## [THINGS TO DO]
1) Reproduce the passage on foreign capital flows into Indonesia word for word, beginning at the words "Based on transaction" and stopping after "was 68.45 bps.".
2) Carry on the passage on foreign capital flows into Indonesia from its last sentence.

## [EXTRACT]
_ _ _ _ _

Erwin Haryono, Executive Director of the BI Communication Department, said the foreign capital inflows were recorded in the government bond (SBN) market, stocks, and the Indonesian Central Securities (SRBI).

“Recorded net purchases of IDR 8.61 trillion consist of net purchases of IDR 5.07 trillion in the SBN market, net purchases of IDR 1.47 trillion in the stock market, and net purchases of IDR 2.08 trillion in SRBI,” said Erwin.

Based on transaction data until January 4, 2024, the total net foreign capital inflow in the SBN market reached IDR 1.79 trillion. In the stock market, it reached IDR 2.40 trillion, and in SRBI, it amounted to IDR 2.73 trillion.

Meanwhile, the realization of Indonesia’s 5-year credit default swaps (CDS) risk premium as of January 4, 2024, reached 75.01 basis points (bps). This value increased compared to December 29, 2023, which was 68.45 bps.

On the other hand, the rupiah at the beginning of trading on January 5 opened at IDR 15,490 per US dollar, lower than the closing rate of IDR 15,485 per US dollar on January 4, 2024.

_ _ _ _ _

## [SOURCE MATERIAL]
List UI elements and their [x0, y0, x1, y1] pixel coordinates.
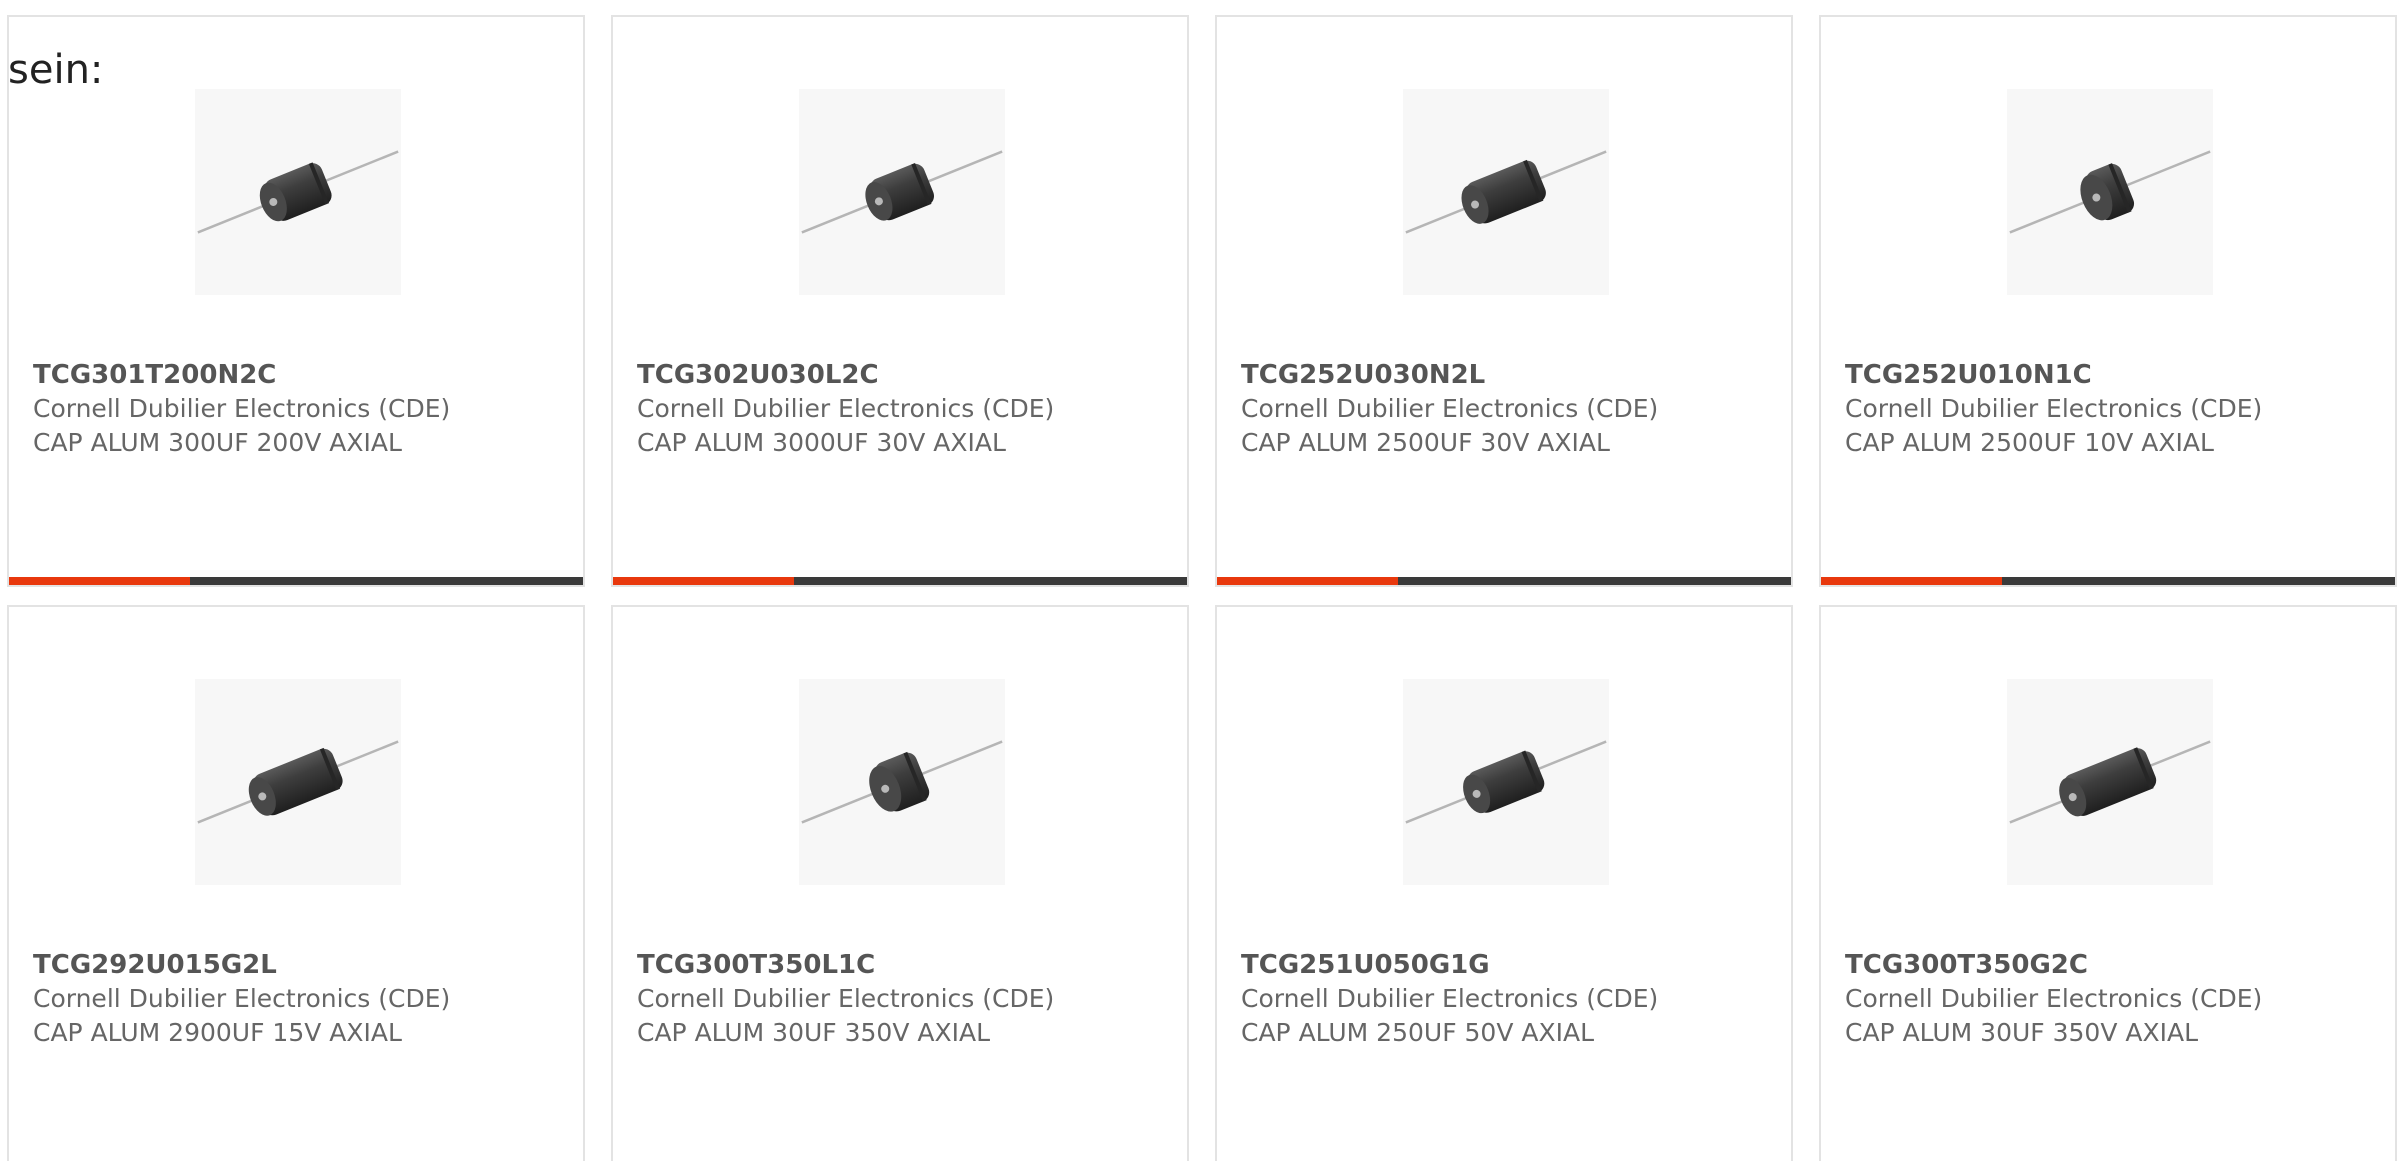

_ _ _ _ _

## [EXPECTED ANSWERS]
1)
Based on transaction data until January 4, 2024, the total net foreign capital inflow in the SBN market reached IDR 1.79 trillion. In the stock market, it reached IDR 2.40 trillion, and in SRBI, it amounted to IDR 2.73 trillion.

Meanwhile, the realization of Indonesia’s 5-year credit default swaps (CDS) risk premium as of January 4, 2024, reached 75.01 basis points (bps). This value increased compared to December 29, 2023, which was 68.45 bps.

2)
The US Dollar Index (DXY) strengthened to the level of 102.42 on the same day. DXY is an index that reflects the movement of the dollar against six major currencies such as the euro, yen, pound sterling, Canadian dollar, and Swiss franc.

Erwin also revealed that the yield on 10-year SBN rose to 6.66 percent on January 5, 2024. This was followed by the yield on 10-year US Treasury Note (UST) which increased to 3.999 percent.

With this realization, Erwin emphasized that BI will continue to strengthen coordination with the government and relevant authorities and optimize policy mix strategies.

“This is aimed at maintaining macroeconomic stability and the financial system to support further economic recovery,” said Erwin.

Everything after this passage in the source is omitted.